Problem to solve => Every entry below should be repeated exactly; the pictures should not.

[Figure record extracts]
=======

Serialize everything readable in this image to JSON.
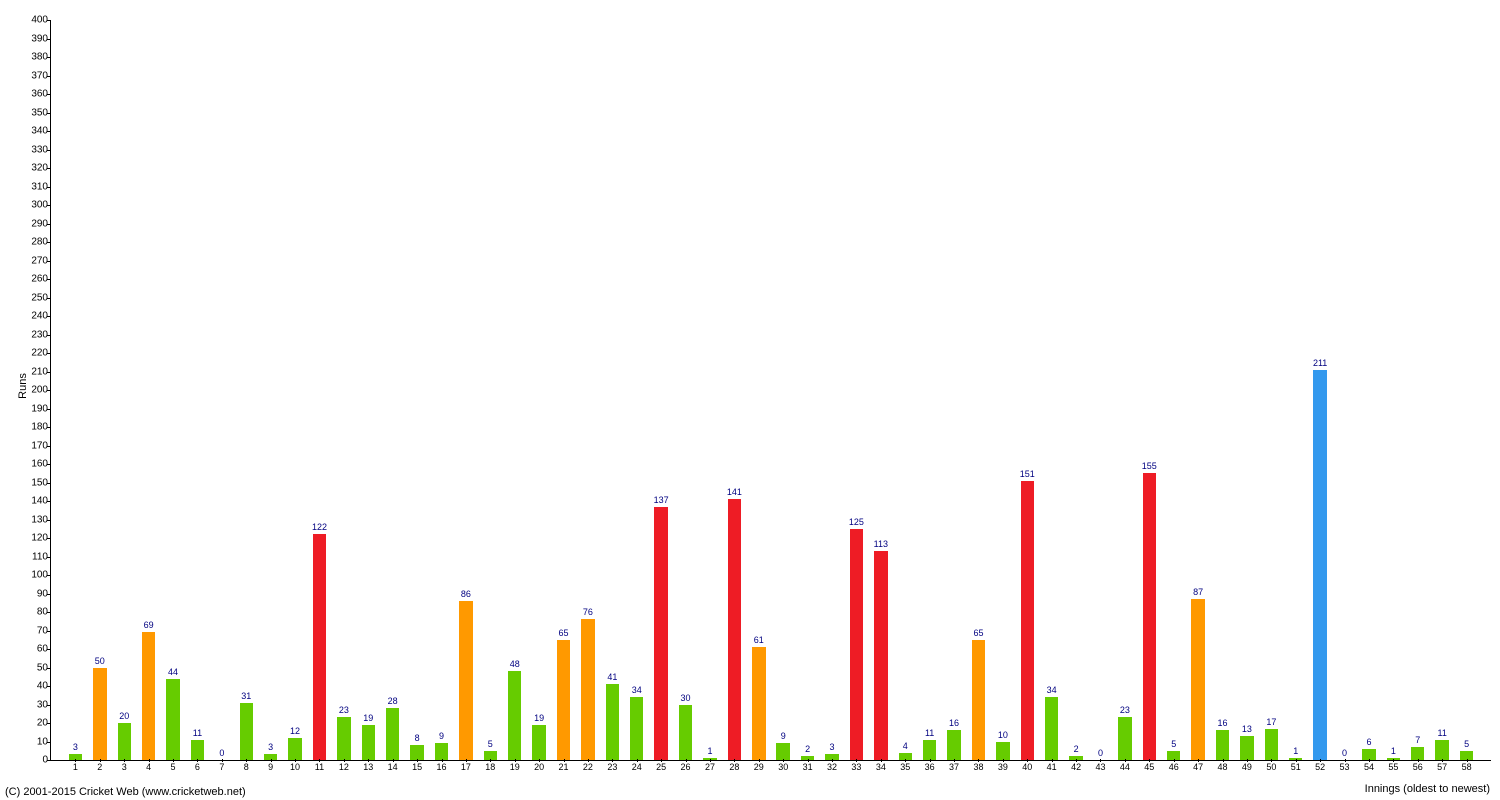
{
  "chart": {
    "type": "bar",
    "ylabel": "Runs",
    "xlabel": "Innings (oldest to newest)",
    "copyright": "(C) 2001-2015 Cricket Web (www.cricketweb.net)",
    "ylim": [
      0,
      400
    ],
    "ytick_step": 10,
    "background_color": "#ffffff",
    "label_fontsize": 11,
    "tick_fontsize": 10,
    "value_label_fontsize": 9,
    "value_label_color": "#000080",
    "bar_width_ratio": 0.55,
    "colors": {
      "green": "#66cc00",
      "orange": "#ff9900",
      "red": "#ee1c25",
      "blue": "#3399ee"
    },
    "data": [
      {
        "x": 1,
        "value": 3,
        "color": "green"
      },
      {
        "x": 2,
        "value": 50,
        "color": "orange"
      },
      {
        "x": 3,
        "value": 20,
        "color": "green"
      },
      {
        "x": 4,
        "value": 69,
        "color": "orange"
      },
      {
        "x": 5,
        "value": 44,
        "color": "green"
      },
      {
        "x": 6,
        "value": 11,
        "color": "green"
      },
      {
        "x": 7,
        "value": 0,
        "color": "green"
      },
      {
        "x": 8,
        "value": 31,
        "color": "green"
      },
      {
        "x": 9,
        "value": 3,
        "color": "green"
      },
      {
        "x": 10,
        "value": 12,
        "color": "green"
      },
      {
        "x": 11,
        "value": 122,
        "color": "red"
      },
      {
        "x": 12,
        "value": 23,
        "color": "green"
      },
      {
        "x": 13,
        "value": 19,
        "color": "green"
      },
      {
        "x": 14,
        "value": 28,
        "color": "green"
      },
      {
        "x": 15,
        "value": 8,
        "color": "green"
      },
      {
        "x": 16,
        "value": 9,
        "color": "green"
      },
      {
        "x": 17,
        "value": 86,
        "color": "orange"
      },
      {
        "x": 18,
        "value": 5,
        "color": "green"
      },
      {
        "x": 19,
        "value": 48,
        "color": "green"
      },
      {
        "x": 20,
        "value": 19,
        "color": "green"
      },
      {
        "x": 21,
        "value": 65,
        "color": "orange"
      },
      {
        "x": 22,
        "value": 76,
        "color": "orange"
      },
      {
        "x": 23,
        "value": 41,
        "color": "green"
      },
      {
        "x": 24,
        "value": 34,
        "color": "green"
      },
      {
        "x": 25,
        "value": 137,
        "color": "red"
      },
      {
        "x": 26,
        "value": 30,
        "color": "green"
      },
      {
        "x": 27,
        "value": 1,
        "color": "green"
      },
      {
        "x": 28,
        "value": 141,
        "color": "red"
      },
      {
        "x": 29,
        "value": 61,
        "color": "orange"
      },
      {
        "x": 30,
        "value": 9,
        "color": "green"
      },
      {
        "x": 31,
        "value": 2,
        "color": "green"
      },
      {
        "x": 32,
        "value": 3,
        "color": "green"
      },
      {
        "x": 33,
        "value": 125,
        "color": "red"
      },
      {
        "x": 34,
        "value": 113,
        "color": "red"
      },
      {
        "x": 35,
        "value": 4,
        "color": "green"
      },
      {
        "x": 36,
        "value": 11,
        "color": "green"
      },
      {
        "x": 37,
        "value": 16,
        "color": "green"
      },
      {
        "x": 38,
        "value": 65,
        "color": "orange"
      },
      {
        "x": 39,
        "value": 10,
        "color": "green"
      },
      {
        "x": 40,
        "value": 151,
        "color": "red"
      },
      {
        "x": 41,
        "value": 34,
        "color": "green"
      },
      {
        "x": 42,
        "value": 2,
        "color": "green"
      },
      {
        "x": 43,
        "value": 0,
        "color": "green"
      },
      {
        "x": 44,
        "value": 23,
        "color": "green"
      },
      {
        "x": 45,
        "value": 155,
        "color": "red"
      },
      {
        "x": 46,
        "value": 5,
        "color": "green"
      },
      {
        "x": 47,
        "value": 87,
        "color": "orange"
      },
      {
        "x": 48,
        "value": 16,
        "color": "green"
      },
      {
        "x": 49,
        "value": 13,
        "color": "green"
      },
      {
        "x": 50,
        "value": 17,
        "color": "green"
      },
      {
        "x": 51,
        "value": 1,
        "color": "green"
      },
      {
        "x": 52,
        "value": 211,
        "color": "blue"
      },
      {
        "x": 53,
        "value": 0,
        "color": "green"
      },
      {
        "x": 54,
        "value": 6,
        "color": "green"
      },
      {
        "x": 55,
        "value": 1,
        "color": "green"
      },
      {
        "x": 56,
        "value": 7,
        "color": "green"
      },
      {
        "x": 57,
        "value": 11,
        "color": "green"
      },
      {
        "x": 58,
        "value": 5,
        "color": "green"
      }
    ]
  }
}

=======

Exercise response =>
Serialize everything readable in this image to JSON.
{
  "chart": {
    "type": "bar",
    "ylabel": "Runs",
    "xlabel": "Innings (oldest to newest)",
    "copyright": "(C) 2001-2015 Cricket Web (www.cricketweb.net)",
    "ylim": [
      0,
      400
    ],
    "ytick_step": 10,
    "background_color": "#ffffff",
    "label_fontsize": 11,
    "tick_fontsize": 10,
    "value_label_fontsize": 9,
    "value_label_color": "#000080",
    "bar_width_ratio": 0.55,
    "colors": {
      "green": "#66cc00",
      "orange": "#ff9900",
      "red": "#ee1c25",
      "blue": "#3399ee"
    },
    "data": [
      {
        "x": 1,
        "value": 3,
        "color": "green"
      },
      {
        "x": 2,
        "value": 50,
        "color": "orange"
      },
      {
        "x": 3,
        "value": 20,
        "color": "green"
      },
      {
        "x": 4,
        "value": 69,
        "color": "orange"
      },
      {
        "x": 5,
        "value": 44,
        "color": "green"
      },
      {
        "x": 6,
        "value": 11,
        "color": "green"
      },
      {
        "x": 7,
        "value": 0,
        "color": "green"
      },
      {
        "x": 8,
        "value": 31,
        "color": "green"
      },
      {
        "x": 9,
        "value": 3,
        "color": "green"
      },
      {
        "x": 10,
        "value": 12,
        "color": "green"
      },
      {
        "x": 11,
        "value": 122,
        "color": "red"
      },
      {
        "x": 12,
        "value": 23,
        "color": "green"
      },
      {
        "x": 13,
        "value": 19,
        "color": "green"
      },
      {
        "x": 14,
        "value": 28,
        "color": "green"
      },
      {
        "x": 15,
        "value": 8,
        "color": "green"
      },
      {
        "x": 16,
        "value": 9,
        "color": "green"
      },
      {
        "x": 17,
        "value": 86,
        "color": "orange"
      },
      {
        "x": 18,
        "value": 5,
        "color": "green"
      },
      {
        "x": 19,
        "value": 48,
        "color": "green"
      },
      {
        "x": 20,
        "value": 19,
        "color": "green"
      },
      {
        "x": 21,
        "value": 65,
        "color": "orange"
      },
      {
        "x": 22,
        "value": 76,
        "color": "orange"
      },
      {
        "x": 23,
        "value": 41,
        "color": "green"
      },
      {
        "x": 24,
        "value": 34,
        "color": "green"
      },
      {
        "x": 25,
        "value": 137,
        "color": "red"
      },
      {
        "x": 26,
        "value": 30,
        "color": "green"
      },
      {
        "x": 27,
        "value": 1,
        "color": "green"
      },
      {
        "x": 28,
        "value": 141,
        "color": "red"
      },
      {
        "x": 29,
        "value": 61,
        "color": "orange"
      },
      {
        "x": 30,
        "value": 9,
        "color": "green"
      },
      {
        "x": 31,
        "value": 2,
        "color": "green"
      },
      {
        "x": 32,
        "value": 3,
        "color": "green"
      },
      {
        "x": 33,
        "value": 125,
        "color": "red"
      },
      {
        "x": 34,
        "value": 113,
        "color": "red"
      },
      {
        "x": 35,
        "value": 4,
        "color": "green"
      },
      {
        "x": 36,
        "value": 11,
        "color": "green"
      },
      {
        "x": 37,
        "value": 16,
        "color": "green"
      },
      {
        "x": 38,
        "value": 65,
        "color": "orange"
      },
      {
        "x": 39,
        "value": 10,
        "color": "green"
      },
      {
        "x": 40,
        "value": 151,
        "color": "red"
      },
      {
        "x": 41,
        "value": 34,
        "color": "green"
      },
      {
        "x": 42,
        "value": 2,
        "color": "green"
      },
      {
        "x": 43,
        "value": 0,
        "color": "green"
      },
      {
        "x": 44,
        "value": 23,
        "color": "green"
      },
      {
        "x": 45,
        "value": 155,
        "color": "red"
      },
      {
        "x": 46,
        "value": 5,
        "color": "green"
      },
      {
        "x": 47,
        "value": 87,
        "color": "orange"
      },
      {
        "x": 48,
        "value": 16,
        "color": "green"
      },
      {
        "x": 49,
        "value": 13,
        "color": "green"
      },
      {
        "x": 50,
        "value": 17,
        "color": "green"
      },
      {
        "x": 51,
        "value": 1,
        "color": "green"
      },
      {
        "x": 52,
        "value": 211,
        "color": "blue"
      },
      {
        "x": 53,
        "value": 0,
        "color": "green"
      },
      {
        "x": 54,
        "value": 6,
        "color": "green"
      },
      {
        "x": 55,
        "value": 1,
        "color": "green"
      },
      {
        "x": 56,
        "value": 7,
        "color": "green"
      },
      {
        "x": 57,
        "value": 11,
        "color": "green"
      },
      {
        "x": 58,
        "value": 5,
        "color": "green"
      }
    ]
  }
}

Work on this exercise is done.